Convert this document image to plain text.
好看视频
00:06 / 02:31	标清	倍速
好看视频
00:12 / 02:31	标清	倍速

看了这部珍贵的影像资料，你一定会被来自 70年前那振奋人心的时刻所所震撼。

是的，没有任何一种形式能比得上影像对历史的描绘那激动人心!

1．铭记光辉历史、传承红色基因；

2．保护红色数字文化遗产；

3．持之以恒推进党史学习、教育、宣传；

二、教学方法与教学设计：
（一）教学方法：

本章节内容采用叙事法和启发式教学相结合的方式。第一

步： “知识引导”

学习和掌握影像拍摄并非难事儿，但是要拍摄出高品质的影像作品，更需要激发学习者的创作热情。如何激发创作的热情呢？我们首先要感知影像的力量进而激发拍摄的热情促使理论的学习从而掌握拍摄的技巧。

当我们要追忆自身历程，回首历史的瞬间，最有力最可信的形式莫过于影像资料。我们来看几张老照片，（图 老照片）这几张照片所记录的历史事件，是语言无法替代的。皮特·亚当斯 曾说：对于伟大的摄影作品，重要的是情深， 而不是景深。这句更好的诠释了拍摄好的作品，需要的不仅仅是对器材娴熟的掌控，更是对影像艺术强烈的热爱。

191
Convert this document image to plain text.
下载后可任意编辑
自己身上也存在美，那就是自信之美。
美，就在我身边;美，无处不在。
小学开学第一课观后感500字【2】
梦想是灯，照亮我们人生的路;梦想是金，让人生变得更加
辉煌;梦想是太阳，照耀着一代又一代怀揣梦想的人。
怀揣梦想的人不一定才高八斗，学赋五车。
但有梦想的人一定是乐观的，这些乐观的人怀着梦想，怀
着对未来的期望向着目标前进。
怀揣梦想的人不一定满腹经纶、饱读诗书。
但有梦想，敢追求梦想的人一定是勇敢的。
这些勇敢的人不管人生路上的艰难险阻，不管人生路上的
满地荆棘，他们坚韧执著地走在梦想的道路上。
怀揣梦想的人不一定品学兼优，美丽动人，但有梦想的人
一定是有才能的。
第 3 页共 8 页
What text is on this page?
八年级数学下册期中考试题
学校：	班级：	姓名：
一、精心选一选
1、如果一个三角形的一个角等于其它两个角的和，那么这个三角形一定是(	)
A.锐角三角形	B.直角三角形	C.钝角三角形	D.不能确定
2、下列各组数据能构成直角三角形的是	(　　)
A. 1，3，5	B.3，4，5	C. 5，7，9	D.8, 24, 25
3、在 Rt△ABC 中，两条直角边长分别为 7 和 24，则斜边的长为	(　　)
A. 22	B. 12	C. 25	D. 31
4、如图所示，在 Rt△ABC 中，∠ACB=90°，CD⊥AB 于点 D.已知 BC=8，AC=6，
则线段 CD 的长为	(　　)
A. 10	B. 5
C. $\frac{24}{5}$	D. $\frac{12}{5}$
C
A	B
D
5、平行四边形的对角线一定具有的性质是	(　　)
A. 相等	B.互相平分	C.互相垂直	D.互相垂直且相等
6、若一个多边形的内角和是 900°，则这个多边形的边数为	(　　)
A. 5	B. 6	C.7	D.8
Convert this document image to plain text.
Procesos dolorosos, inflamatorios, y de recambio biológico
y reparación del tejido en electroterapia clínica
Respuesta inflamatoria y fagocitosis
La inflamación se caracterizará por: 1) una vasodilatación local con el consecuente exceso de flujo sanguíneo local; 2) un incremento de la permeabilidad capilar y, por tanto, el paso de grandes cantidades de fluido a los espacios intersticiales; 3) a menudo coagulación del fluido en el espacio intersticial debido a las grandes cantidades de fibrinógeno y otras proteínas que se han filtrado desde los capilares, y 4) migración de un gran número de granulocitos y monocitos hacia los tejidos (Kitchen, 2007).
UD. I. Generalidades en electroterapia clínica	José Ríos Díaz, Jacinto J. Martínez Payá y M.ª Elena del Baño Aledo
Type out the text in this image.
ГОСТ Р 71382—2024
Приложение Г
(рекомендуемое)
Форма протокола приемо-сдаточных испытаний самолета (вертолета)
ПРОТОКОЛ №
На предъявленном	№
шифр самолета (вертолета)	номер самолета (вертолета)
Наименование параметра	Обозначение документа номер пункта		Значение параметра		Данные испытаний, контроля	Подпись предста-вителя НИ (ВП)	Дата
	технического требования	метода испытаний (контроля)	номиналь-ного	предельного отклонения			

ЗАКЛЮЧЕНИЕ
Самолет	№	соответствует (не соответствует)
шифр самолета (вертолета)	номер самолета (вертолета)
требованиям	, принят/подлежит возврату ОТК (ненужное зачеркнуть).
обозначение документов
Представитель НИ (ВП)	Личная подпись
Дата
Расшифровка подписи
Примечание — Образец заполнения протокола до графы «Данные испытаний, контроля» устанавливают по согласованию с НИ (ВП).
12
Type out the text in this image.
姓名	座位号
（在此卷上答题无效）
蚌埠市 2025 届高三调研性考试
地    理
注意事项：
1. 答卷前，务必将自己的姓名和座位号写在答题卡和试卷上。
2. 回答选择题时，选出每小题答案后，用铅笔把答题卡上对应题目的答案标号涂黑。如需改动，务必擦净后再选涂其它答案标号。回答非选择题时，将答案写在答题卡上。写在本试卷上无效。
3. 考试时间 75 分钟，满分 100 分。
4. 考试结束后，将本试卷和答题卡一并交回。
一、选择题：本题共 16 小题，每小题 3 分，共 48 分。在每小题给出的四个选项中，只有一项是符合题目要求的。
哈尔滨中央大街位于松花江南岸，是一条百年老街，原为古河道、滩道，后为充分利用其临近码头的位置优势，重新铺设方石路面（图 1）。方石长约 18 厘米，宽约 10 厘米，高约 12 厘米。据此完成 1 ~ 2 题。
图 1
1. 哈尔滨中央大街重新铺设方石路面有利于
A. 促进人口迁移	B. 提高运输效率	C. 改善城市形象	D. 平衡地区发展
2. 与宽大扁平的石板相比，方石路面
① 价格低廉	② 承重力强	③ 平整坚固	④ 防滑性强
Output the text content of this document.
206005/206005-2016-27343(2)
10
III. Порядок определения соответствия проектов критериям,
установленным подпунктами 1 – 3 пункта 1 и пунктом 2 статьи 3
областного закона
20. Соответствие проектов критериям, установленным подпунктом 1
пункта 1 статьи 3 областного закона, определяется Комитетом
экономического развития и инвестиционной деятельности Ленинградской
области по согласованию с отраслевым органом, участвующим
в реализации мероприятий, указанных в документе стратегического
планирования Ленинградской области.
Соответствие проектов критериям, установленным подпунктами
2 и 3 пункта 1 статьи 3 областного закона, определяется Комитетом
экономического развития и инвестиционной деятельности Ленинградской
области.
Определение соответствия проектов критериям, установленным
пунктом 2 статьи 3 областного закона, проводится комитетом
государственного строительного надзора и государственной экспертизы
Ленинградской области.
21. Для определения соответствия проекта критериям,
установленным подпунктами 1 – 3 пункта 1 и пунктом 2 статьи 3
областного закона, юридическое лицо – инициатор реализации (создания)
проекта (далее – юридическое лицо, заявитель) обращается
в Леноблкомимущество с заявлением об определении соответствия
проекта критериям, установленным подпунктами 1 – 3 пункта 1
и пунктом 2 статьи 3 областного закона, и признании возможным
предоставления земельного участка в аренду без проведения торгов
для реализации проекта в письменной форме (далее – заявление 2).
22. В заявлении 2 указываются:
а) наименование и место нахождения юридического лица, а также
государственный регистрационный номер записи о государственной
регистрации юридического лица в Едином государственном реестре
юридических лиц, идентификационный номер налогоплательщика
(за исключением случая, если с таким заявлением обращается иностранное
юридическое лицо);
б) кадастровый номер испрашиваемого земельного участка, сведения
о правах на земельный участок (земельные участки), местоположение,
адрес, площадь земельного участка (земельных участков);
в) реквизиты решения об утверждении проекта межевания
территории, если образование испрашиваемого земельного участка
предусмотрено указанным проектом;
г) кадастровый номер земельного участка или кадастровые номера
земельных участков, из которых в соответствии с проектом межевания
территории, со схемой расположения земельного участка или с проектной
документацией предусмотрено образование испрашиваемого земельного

**Problem details**
Tell how many lines include "лицо". The number is the whole answer.

**Answer**
3